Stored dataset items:
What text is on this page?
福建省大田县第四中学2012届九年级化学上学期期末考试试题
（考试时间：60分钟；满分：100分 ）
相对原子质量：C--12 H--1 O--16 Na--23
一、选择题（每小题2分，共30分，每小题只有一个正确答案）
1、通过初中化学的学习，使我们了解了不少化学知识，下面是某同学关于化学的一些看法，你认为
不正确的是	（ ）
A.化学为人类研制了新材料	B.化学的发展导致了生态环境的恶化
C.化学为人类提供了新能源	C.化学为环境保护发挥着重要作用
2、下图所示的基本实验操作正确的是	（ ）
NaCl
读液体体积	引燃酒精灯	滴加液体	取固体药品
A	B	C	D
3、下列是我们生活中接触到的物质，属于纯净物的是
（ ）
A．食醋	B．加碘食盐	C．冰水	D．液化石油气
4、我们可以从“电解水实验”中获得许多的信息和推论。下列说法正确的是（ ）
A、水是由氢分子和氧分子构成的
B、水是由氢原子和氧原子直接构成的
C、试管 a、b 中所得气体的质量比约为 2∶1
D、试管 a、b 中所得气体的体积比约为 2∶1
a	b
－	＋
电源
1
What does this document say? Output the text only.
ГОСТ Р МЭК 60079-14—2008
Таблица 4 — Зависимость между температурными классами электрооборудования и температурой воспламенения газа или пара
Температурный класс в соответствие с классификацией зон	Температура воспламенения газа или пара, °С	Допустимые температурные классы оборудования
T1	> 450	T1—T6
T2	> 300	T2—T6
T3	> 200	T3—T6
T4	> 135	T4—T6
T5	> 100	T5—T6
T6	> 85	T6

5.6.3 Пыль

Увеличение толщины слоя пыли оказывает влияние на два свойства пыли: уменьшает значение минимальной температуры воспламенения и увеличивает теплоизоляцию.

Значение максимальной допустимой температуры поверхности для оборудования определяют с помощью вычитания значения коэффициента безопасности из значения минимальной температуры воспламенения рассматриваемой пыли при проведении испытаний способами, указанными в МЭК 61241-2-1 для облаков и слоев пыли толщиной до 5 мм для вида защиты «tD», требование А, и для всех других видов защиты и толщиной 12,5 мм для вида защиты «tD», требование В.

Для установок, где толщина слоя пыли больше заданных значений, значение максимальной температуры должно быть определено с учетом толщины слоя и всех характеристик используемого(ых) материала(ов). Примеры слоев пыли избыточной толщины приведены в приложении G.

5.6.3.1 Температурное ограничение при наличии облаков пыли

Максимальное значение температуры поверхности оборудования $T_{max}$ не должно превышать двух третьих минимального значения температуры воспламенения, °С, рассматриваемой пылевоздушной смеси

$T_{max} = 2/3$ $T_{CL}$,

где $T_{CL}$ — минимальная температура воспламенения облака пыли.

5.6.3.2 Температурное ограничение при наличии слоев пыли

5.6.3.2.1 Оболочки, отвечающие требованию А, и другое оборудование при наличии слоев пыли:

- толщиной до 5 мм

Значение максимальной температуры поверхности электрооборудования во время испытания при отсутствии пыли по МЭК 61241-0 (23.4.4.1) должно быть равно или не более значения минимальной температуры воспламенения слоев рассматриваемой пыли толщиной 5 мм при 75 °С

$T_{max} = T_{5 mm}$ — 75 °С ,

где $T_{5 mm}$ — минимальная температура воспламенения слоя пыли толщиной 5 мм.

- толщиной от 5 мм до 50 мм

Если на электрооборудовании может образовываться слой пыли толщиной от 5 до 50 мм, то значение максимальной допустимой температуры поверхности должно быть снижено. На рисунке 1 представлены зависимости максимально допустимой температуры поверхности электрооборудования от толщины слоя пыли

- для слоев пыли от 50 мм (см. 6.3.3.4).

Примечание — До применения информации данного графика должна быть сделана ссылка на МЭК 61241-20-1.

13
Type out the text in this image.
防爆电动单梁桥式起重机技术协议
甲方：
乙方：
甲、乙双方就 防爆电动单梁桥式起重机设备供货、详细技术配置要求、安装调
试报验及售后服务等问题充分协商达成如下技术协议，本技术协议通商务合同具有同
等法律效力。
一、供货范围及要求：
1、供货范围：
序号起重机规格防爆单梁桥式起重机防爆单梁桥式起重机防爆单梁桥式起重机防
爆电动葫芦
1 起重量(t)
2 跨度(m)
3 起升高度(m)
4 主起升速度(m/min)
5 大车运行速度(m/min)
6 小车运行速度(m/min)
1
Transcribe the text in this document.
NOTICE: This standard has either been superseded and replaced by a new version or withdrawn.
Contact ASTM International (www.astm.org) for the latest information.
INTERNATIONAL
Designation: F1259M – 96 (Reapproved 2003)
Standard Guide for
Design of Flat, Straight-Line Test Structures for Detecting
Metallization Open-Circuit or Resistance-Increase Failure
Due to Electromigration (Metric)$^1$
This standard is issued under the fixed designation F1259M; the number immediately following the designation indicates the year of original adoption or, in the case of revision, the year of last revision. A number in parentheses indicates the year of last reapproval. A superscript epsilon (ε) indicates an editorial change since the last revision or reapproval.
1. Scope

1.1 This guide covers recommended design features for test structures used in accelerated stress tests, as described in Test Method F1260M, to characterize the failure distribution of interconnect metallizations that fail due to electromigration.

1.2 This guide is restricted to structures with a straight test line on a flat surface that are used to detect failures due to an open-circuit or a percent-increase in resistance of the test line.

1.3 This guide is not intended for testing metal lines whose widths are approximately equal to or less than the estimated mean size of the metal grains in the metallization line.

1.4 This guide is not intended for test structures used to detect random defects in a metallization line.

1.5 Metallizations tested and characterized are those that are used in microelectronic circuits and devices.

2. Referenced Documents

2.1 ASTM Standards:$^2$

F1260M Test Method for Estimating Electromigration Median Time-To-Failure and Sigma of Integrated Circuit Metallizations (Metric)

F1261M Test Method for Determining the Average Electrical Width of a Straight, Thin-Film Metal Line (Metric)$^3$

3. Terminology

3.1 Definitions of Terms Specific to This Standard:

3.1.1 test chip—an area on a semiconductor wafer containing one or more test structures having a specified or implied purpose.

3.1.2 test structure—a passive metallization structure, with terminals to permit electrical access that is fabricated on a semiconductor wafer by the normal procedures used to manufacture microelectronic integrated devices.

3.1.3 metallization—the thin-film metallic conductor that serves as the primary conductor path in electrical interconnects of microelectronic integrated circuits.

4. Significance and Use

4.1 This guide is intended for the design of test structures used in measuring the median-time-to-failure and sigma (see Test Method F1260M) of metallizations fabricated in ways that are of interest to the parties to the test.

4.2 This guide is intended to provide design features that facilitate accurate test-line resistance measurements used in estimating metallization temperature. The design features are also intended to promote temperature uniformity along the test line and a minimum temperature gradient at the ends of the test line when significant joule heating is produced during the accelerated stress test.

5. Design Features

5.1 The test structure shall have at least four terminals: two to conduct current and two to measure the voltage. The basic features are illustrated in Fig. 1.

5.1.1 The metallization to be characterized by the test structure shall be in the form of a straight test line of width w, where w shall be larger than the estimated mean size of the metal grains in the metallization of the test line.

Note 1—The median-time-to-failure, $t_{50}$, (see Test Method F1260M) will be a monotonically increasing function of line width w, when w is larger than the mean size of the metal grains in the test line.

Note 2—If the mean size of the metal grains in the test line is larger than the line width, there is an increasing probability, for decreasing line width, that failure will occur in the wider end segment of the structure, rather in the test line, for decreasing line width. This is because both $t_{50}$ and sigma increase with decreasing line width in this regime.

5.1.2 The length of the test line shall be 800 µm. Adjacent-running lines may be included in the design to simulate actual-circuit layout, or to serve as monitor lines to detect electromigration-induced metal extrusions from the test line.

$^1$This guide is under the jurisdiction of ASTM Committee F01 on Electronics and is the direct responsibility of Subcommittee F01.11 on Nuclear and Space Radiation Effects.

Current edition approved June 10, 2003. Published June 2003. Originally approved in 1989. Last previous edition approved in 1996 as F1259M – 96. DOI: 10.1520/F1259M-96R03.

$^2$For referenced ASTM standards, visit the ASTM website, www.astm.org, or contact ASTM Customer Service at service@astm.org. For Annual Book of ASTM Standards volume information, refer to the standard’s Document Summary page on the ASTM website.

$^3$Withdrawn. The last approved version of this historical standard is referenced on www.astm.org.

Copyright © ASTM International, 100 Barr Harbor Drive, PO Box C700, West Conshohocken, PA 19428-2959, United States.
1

- **Task objective**
Using the listing above, show each line holding the string "wafer".

- **Answer in full**
3.1.1 test chip—an area on a semiconductor wafer containing one or more test structures having a specified or implied purpose.
3.1.2 test structure—a passive metallization structure, with terminals to permit electrical access that is fabricated on a semiconductor wafer by the normal procedures used to manufacture microelectronic integrated devices.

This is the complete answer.